** Start DATA LINES **
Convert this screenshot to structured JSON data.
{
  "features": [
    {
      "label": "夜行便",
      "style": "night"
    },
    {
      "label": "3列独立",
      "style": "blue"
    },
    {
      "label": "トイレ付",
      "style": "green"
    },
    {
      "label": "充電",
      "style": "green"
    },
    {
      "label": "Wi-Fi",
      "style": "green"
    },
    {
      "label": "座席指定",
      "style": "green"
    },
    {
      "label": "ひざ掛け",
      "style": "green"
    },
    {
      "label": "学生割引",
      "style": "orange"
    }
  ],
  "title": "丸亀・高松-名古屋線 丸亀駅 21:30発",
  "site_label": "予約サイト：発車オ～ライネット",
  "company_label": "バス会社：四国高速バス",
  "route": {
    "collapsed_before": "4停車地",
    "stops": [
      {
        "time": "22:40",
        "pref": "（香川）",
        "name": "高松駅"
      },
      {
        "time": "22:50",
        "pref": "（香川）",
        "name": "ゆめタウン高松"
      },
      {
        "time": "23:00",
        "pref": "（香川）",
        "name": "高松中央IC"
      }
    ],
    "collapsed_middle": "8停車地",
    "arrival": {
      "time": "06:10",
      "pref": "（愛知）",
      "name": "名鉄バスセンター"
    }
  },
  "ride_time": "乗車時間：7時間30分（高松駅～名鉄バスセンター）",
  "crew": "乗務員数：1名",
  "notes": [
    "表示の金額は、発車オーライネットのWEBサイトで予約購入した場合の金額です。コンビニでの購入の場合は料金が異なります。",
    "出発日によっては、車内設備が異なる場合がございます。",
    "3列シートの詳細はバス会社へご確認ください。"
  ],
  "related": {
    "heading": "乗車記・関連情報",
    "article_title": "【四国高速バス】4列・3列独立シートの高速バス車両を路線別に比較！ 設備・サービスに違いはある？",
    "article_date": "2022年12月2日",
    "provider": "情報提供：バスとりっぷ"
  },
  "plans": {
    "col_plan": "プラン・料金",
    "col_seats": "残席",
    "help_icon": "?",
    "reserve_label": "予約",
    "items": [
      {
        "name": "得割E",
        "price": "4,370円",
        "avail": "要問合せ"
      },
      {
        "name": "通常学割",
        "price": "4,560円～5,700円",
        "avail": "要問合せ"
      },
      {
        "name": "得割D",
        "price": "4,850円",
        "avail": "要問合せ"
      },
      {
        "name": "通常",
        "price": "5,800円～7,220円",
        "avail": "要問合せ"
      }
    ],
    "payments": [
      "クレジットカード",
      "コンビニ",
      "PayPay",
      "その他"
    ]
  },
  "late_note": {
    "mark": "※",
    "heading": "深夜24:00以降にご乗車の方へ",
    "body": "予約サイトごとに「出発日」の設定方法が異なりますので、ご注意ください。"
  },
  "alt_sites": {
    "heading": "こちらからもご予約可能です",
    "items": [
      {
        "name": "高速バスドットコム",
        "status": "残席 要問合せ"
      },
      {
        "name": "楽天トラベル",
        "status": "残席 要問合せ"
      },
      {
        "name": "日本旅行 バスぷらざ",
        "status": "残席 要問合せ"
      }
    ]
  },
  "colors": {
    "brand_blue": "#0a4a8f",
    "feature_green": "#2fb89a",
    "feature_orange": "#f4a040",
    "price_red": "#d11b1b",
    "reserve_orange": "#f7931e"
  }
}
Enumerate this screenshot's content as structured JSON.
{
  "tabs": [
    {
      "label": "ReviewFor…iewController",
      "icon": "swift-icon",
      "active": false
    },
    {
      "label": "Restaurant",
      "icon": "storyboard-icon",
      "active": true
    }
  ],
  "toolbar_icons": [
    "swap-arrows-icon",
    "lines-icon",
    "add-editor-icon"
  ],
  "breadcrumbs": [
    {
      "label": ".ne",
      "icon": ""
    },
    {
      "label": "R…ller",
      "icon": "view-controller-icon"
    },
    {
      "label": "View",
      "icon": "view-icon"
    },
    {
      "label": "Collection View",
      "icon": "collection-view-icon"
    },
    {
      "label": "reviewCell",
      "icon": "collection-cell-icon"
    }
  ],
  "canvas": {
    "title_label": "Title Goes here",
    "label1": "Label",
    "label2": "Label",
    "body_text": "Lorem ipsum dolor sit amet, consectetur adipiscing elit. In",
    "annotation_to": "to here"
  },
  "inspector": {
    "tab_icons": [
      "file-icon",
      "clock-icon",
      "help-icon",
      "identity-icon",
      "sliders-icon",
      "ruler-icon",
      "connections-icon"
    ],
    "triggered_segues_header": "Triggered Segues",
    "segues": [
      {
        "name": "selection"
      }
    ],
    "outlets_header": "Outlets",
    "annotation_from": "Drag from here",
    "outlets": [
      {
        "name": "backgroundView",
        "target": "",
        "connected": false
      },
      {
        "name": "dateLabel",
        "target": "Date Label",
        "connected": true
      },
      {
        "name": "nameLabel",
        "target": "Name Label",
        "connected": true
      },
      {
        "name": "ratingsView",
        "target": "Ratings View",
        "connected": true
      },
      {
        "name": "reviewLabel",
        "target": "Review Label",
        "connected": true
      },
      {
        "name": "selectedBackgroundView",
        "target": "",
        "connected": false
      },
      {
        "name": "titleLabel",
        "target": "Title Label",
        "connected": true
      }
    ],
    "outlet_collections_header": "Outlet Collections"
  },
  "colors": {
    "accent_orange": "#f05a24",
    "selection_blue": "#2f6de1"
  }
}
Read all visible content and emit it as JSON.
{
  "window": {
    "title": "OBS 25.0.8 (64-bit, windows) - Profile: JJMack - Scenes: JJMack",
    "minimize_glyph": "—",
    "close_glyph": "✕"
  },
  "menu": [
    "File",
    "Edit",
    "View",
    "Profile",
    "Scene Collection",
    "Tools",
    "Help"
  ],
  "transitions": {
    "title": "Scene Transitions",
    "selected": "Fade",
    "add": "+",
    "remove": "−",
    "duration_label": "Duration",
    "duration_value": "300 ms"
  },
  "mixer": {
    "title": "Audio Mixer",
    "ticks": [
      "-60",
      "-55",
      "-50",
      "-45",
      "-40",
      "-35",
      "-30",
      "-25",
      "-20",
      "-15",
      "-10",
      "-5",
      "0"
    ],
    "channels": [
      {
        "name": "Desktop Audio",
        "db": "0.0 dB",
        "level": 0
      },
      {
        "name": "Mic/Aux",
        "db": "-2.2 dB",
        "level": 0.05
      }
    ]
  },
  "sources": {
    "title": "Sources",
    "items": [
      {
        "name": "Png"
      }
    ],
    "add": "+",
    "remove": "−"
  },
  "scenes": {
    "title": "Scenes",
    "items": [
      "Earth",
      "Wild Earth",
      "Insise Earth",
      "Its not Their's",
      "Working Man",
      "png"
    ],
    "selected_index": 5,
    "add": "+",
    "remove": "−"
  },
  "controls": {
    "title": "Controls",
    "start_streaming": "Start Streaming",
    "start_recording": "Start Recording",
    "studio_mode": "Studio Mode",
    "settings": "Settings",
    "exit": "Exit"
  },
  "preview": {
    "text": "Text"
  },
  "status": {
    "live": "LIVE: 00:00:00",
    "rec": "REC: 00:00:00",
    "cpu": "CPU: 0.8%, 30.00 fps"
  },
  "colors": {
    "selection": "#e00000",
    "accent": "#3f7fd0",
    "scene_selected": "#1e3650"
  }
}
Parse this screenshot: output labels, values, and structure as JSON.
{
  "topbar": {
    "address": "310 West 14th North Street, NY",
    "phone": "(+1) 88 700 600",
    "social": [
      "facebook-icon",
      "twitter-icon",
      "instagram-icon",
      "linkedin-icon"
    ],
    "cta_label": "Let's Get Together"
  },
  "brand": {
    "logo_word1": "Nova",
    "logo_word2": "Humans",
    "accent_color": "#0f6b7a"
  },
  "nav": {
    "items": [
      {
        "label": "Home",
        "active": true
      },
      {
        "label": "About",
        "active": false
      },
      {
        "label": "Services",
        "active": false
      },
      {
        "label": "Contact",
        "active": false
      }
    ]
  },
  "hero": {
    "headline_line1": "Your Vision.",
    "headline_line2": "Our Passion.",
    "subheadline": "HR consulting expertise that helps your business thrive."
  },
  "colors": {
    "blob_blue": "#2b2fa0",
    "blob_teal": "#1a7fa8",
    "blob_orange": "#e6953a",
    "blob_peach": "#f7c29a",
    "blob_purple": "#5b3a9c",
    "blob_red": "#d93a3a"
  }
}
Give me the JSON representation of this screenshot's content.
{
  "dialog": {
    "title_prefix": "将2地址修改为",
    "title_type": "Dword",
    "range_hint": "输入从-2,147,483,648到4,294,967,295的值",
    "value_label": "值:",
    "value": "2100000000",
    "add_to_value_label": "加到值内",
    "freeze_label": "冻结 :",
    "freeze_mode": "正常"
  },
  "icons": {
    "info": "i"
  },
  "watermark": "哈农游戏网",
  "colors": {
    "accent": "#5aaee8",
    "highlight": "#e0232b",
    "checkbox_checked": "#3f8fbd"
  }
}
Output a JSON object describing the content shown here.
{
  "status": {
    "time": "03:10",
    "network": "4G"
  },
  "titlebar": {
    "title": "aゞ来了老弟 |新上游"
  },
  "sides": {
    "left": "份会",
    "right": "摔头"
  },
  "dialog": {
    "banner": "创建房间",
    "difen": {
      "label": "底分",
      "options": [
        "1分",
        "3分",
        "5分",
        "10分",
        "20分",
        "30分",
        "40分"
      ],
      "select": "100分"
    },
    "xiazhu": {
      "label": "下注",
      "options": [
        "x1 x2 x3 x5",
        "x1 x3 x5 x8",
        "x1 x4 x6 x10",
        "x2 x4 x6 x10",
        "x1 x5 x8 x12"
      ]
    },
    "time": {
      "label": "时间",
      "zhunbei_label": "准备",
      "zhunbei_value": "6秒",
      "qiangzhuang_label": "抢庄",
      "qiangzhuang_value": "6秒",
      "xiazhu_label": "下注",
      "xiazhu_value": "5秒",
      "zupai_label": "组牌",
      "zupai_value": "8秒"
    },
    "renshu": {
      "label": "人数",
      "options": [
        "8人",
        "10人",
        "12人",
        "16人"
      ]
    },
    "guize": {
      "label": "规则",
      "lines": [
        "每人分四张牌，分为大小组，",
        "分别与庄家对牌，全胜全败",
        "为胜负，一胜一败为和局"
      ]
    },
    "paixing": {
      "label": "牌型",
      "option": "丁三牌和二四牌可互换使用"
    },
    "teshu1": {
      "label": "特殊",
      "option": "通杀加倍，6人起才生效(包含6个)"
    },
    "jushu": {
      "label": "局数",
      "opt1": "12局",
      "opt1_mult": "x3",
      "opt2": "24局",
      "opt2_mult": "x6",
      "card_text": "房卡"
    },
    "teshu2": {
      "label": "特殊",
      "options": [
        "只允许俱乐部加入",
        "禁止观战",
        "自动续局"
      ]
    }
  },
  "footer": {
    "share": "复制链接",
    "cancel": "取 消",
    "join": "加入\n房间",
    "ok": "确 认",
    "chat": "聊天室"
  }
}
** End DATA LINES **
# [YOUR OBJECTIVE]
Check each line above for the word "名鉄バスセンター" and say how many have it, with nothing else.

# [OUTPUT FOR THIS EXERCISE]
2